### [What this task involves]
Down to the final line, print the records below exactly and without pictures.

(Web page and app entries)
Content starts
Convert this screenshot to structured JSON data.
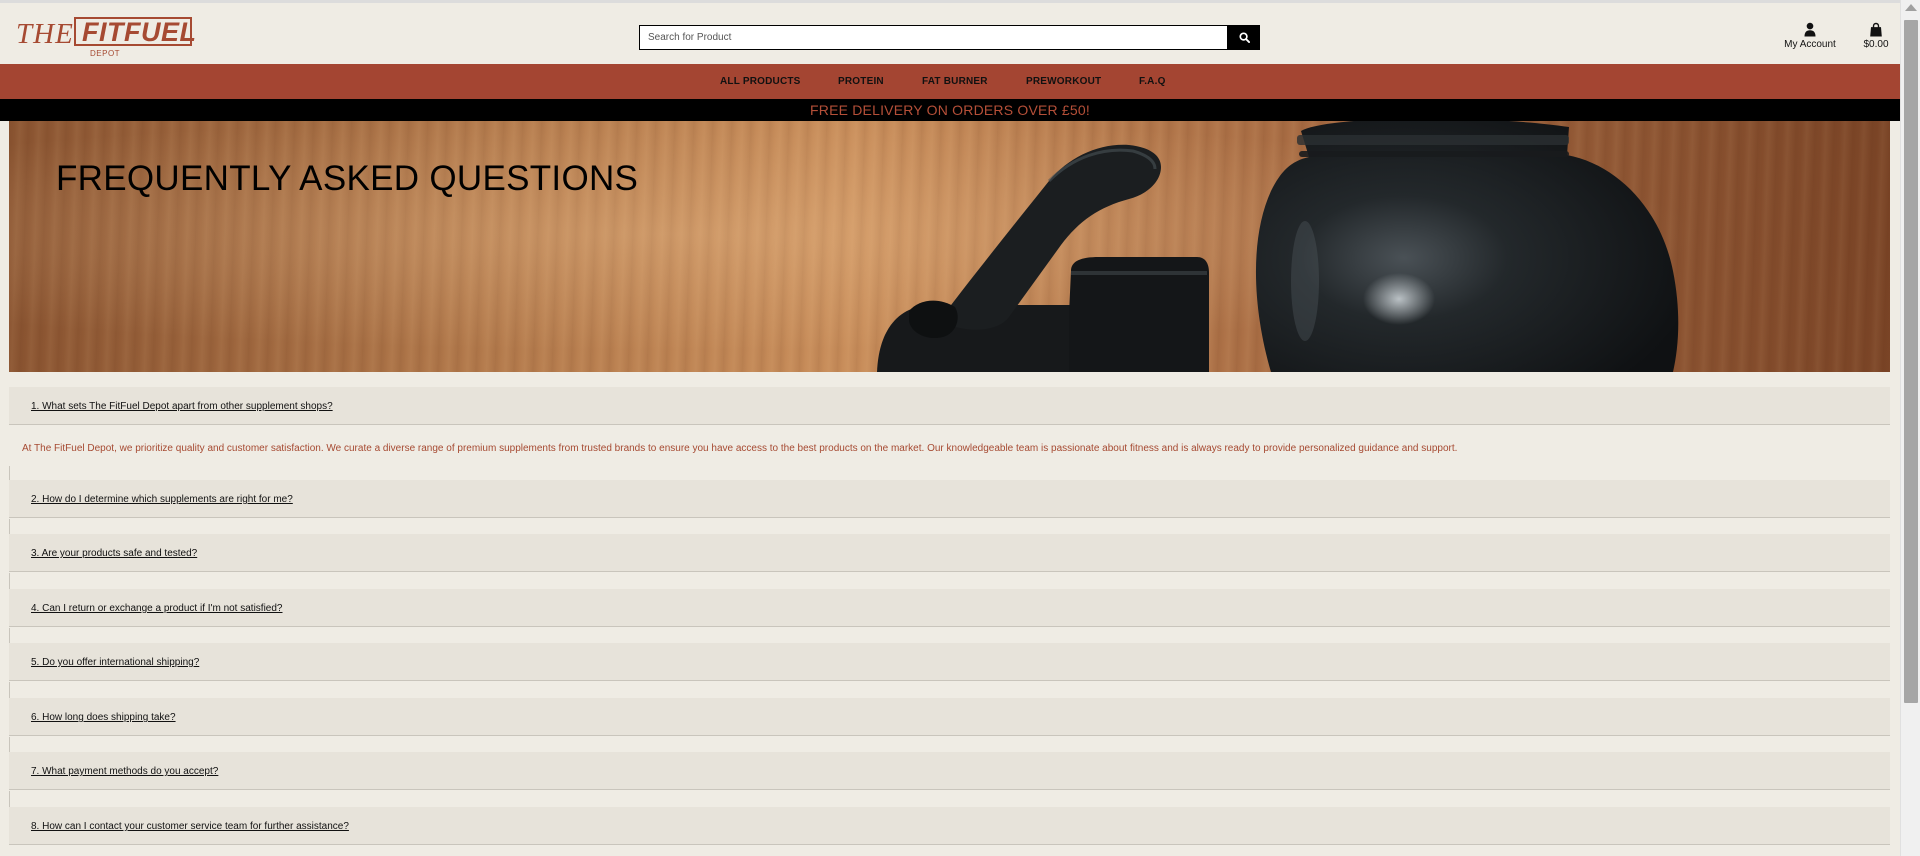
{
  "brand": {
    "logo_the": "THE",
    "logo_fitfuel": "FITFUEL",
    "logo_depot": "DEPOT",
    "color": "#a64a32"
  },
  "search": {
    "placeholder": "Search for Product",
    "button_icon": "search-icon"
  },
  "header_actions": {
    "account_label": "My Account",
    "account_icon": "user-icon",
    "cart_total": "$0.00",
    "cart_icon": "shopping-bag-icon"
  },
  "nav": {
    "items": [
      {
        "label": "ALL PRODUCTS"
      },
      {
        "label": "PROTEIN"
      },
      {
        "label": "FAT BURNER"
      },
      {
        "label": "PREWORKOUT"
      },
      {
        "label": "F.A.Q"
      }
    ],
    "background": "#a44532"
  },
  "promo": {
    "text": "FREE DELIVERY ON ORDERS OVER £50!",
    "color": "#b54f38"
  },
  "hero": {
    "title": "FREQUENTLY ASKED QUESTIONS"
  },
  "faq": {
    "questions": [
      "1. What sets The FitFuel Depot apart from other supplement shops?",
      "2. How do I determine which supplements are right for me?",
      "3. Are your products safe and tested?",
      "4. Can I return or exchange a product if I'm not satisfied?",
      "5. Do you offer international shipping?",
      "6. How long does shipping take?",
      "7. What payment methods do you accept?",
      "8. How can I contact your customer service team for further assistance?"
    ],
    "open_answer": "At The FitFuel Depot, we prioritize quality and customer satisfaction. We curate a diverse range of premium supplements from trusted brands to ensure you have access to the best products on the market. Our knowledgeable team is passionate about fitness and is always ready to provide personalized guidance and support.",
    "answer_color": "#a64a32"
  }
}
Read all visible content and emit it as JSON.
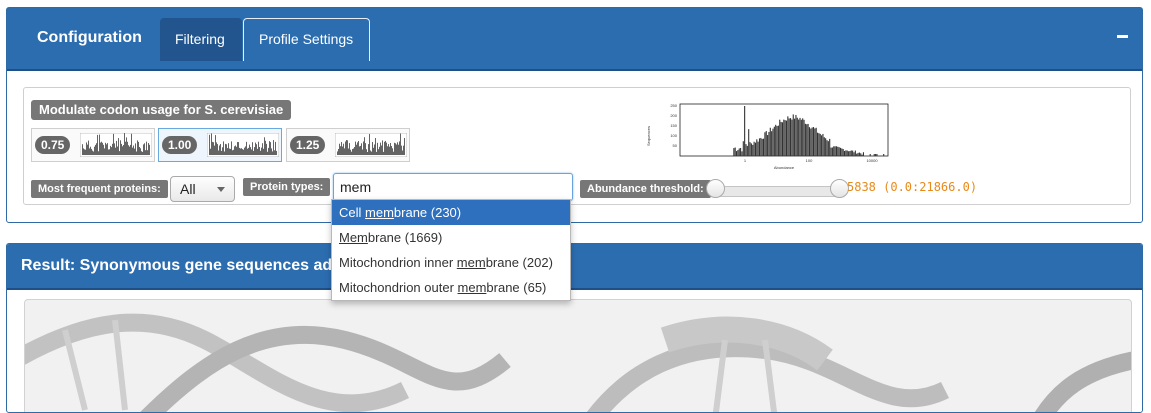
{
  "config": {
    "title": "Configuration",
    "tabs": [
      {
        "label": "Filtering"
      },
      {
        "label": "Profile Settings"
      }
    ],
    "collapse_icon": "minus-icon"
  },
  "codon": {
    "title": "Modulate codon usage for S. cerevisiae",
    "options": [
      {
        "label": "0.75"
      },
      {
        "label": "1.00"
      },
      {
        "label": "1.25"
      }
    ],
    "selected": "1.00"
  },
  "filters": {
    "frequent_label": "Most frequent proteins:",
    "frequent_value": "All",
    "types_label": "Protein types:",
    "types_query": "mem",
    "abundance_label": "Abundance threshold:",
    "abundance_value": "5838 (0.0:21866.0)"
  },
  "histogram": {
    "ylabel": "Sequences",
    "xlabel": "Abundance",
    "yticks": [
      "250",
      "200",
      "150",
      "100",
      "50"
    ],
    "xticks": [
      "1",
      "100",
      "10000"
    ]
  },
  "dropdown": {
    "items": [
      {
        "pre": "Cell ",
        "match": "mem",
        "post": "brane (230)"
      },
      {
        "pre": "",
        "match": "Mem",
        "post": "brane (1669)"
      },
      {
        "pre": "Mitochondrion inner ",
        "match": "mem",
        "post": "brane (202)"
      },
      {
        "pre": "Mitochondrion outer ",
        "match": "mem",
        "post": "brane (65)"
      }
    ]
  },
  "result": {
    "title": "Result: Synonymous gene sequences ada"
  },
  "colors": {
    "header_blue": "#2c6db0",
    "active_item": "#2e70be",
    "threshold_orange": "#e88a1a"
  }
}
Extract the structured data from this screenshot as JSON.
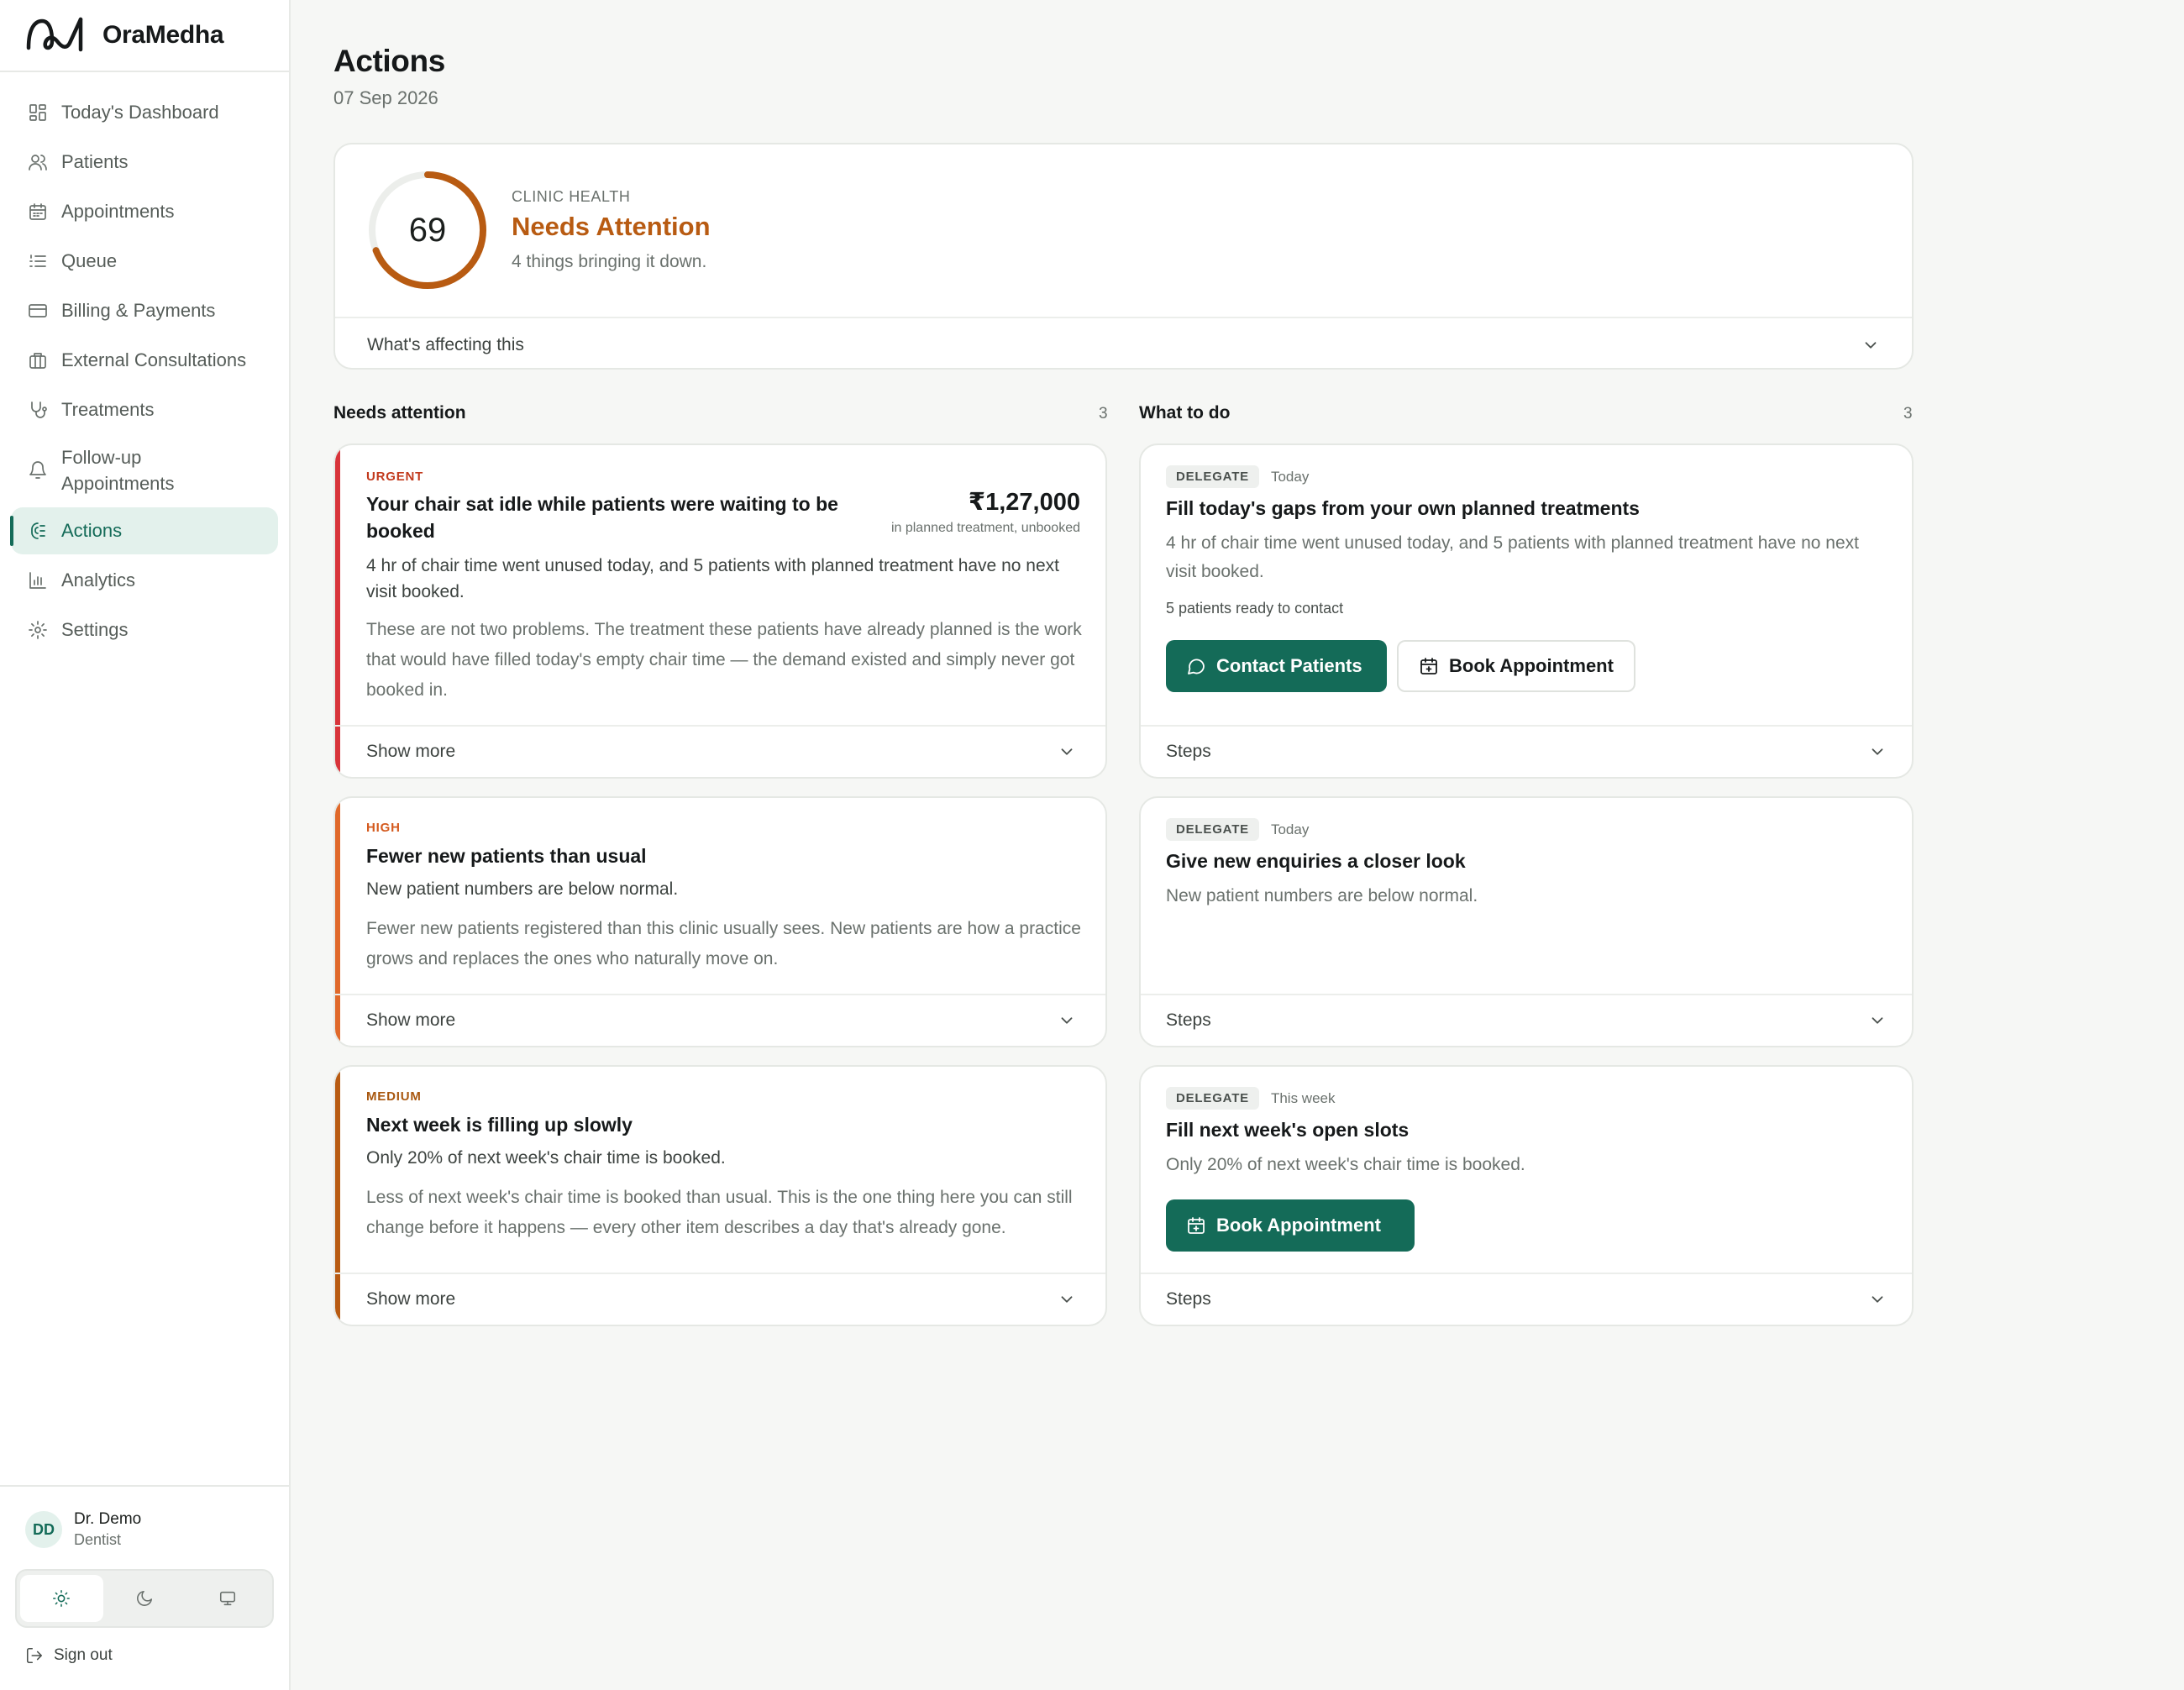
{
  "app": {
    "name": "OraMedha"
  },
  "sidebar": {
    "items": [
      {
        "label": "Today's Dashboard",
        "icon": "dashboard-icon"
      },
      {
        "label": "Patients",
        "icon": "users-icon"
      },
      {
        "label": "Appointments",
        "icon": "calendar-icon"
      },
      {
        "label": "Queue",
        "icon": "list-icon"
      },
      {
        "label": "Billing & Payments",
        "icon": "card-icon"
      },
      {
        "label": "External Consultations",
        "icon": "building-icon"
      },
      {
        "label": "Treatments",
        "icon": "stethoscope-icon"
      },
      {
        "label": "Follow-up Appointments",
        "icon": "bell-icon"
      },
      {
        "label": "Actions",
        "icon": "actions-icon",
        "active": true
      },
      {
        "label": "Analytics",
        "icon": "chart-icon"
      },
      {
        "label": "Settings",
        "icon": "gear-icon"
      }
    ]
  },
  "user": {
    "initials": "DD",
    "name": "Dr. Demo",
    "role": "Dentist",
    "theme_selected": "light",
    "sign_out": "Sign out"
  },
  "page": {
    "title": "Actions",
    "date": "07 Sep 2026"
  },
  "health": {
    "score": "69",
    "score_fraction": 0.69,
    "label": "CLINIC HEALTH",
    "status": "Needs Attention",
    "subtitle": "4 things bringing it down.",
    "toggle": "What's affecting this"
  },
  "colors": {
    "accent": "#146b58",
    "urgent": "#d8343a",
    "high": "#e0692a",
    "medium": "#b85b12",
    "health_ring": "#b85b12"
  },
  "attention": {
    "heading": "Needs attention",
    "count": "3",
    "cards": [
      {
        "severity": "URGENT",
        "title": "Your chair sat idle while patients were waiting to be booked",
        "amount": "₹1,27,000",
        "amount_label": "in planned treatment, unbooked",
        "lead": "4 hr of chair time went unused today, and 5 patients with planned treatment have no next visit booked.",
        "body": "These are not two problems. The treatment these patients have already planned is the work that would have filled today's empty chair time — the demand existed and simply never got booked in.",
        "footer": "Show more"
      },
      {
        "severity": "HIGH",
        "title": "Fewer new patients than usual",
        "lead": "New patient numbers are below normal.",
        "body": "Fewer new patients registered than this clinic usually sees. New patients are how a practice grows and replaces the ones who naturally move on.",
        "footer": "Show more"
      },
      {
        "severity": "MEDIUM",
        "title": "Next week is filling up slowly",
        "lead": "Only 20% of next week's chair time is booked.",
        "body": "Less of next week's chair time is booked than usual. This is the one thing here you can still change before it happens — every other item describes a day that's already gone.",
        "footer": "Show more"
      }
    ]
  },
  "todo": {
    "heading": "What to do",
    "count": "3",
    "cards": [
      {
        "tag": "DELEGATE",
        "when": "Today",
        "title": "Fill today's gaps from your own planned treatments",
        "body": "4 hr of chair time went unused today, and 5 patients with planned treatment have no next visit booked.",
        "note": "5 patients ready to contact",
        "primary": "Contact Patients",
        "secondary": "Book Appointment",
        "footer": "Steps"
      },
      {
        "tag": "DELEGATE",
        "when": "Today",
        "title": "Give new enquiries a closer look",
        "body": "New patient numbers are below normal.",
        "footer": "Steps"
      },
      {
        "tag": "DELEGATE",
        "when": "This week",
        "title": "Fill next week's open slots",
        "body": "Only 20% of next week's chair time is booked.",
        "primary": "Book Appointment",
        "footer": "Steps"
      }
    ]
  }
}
Content ends
### [Task result]
Convert this screenshot to structured JSON data.
{
  "brand": {
    "logo_the": "THE",
    "logo_fitfuel": "FITFUEL",
    "logo_depot": "DEPOT",
    "color": "#a64a32"
  },
  "search": {
    "placeholder": "Search for Product",
    "button_icon": "search-icon"
  },
  "header_actions": {
    "account_label": "My Account",
    "account_icon": "user-icon",
    "cart_total": "$0.00",
    "cart_icon": "shopping-bag-icon"
  },
  "nav": {
    "items": [
      {
        "label": "ALL PRODUCTS"
      },
      {
        "label": "PROTEIN"
      },
      {
        "label": "FAT BURNER"
      },
      {
        "label": "PREWORKOUT"
      },
      {
        "label": "F.A.Q"
      }
    ],
    "background": "#a44532"
  },
  "promo": {
    "text": "FREE DELIVERY ON ORDERS OVER £50!",
    "color": "#b54f38"
  },
  "hero": {
    "title": "FREQUENTLY ASKED QUESTIONS"
  },
  "faq": {
    "questions": [
      "1. What sets The FitFuel Depot apart from other supplement shops?",
      "2. How do I determine which supplements are right for me?",
      "3. Are your products safe and tested?",
      "4. Can I return or exchange a product if I'm not satisfied?",
      "5. Do you offer international shipping?",
      "6. How long does shipping take?",
      "7. What payment methods do you accept?",
      "8. How can I contact your customer service team for further assistance?"
    ],
    "open_answer": "At The FitFuel Depot, we prioritize quality and customer satisfaction. We curate a diverse range of premium supplements from trusted brands to ensure you have access to the best products on the market. Our knowledgeable team is passionate about fitness and is always ready to provide personalized guidance and support.",
    "answer_color": "#a64a32"
  }
}
Read all visible content and emit it as JSON.
{
  "config": {
    "title": "Configuration",
    "tabs": [
      {
        "label": "Filtering"
      },
      {
        "label": "Profile Settings"
      }
    ],
    "collapse_icon": "minus-icon"
  },
  "codon": {
    "title": "Modulate codon usage for S. cerevisiae",
    "options": [
      {
        "label": "0.75"
      },
      {
        "label": "1.00"
      },
      {
        "label": "1.25"
      }
    ],
    "selected": "1.00"
  },
  "filters": {
    "frequent_label": "Most frequent proteins:",
    "frequent_value": "All",
    "types_label": "Protein types:",
    "types_query": "mem",
    "abundance_label": "Abundance threshold:",
    "abundance_value": "5838 (0.0:21866.0)"
  },
  "histogram": {
    "ylabel": "Sequences",
    "xlabel": "Abundance",
    "yticks": [
      "250",
      "200",
      "150",
      "100",
      "50"
    ],
    "xticks": [
      "1",
      "100",
      "10000"
    ]
  },
  "dropdown": {
    "items": [
      {
        "pre": "Cell ",
        "match": "mem",
        "post": "brane (230)"
      },
      {
        "pre": "",
        "match": "Mem",
        "post": "brane (1669)"
      },
      {
        "pre": "Mitochondrion inner ",
        "match": "mem",
        "post": "brane (202)"
      },
      {
        "pre": "Mitochondrion outer ",
        "match": "mem",
        "post": "brane (65)"
      }
    ]
  },
  "result": {
    "title": "Result: Synonymous gene sequences ada"
  },
  "colors": {
    "header_blue": "#2c6db0",
    "active_item": "#2e70be",
    "threshold_orange": "#e88a1a"
  }
}
Extract the structured data from this screenshot as JSON.
{
  "app": {
    "name": "OraMedha"
  },
  "sidebar": {
    "items": [
      {
        "label": "Today's Dashboard",
        "icon": "dashboard-icon"
      },
      {
        "label": "Patients",
        "icon": "users-icon"
      },
      {
        "label": "Appointments",
        "icon": "calendar-icon"
      },
      {
        "label": "Queue",
        "icon": "list-icon"
      },
      {
        "label": "Billing & Payments",
        "icon": "card-icon"
      },
      {
        "label": "External Consultations",
        "icon": "building-icon"
      },
      {
        "label": "Treatments",
        "icon": "stethoscope-icon"
      },
      {
        "label": "Follow-up Appointments",
        "icon": "bell-icon"
      },
      {
        "label": "Actions",
        "icon": "actions-icon",
        "active": true
      },
      {
        "label": "Analytics",
        "icon": "chart-icon"
      },
      {
        "label": "Settings",
        "icon": "gear-icon"
      }
    ]
  },
  "user": {
    "initials": "DD",
    "name": "Dr. Demo",
    "role": "Dentist",
    "theme_selected": "light",
    "sign_out": "Sign out"
  },
  "page": {
    "title": "Actions",
    "date": "07 Sep 2026"
  },
  "health": {
    "score": "69",
    "score_fraction": 0.69,
    "label": "CLINIC HEALTH",
    "status": "Needs Attention",
    "subtitle": "4 things bringing it down.",
    "toggle": "What's affecting this"
  },
  "colors": {
    "accent": "#146b58",
    "urgent": "#d8343a",
    "high": "#e0692a",
    "medium": "#b85b12",
    "health_ring": "#b85b12"
  },
  "attention": {
    "heading": "Needs attention",
    "count": "3",
    "cards": [
      {
        "severity": "URGENT",
        "title": "Your chair sat idle while patients were waiting to be booked",
        "amount": "₹1,27,000",
        "amount_label": "in planned treatment, unbooked",
        "lead": "4 hr of chair time went unused today, and 5 patients with planned treatment have no next visit booked.",
        "body": "These are not two problems. The treatment these patients have already planned is the work that would have filled today's empty chair time — the demand existed and simply never got booked in.",
        "footer": "Show more"
      },
      {
        "severity": "HIGH",
        "title": "Fewer new patients than usual",
        "lead": "New patient numbers are below normal.",
        "body": "Fewer new patients registered than this clinic usually sees. New patients are how a practice grows and replaces the ones who naturally move on.",
        "footer": "Show more"
      },
      {
        "severity": "MEDIUM",
        "title": "Next week is filling up slowly",
        "lead": "Only 20% of next week's chair time is booked.",
        "body": "Less of next week's chair time is booked than usual. This is the one thing here you can still change before it happens — every other item describes a day that's already gone.",
        "footer": "Show more"
      }
    ]
  },
  "todo": {
    "heading": "What to do",
    "count": "3",
    "cards": [
      {
        "tag": "DELEGATE",
        "when": "Today",
        "title": "Fill today's gaps from your own planned treatments",
        "body": "4 hr of chair time went unused today, and 5 patients with planned treatment have no next visit booked.",
        "note": "5 patients ready to contact",
        "primary": "Contact Patients",
        "secondary": "Book Appointment",
        "footer": "Steps"
      },
      {
        "tag": "DELEGATE",
        "when": "Today",
        "title": "Give new enquiries a closer look",
        "body": "New patient numbers are below normal.",
        "footer": "Steps"
      },
      {
        "tag": "DELEGATE",
        "when": "This week",
        "title": "Fill next week's open slots",
        "body": "Only 20% of next week's chair time is booked.",
        "primary": "Book Appointment",
        "footer": "Steps"
      }
    ]
  }
}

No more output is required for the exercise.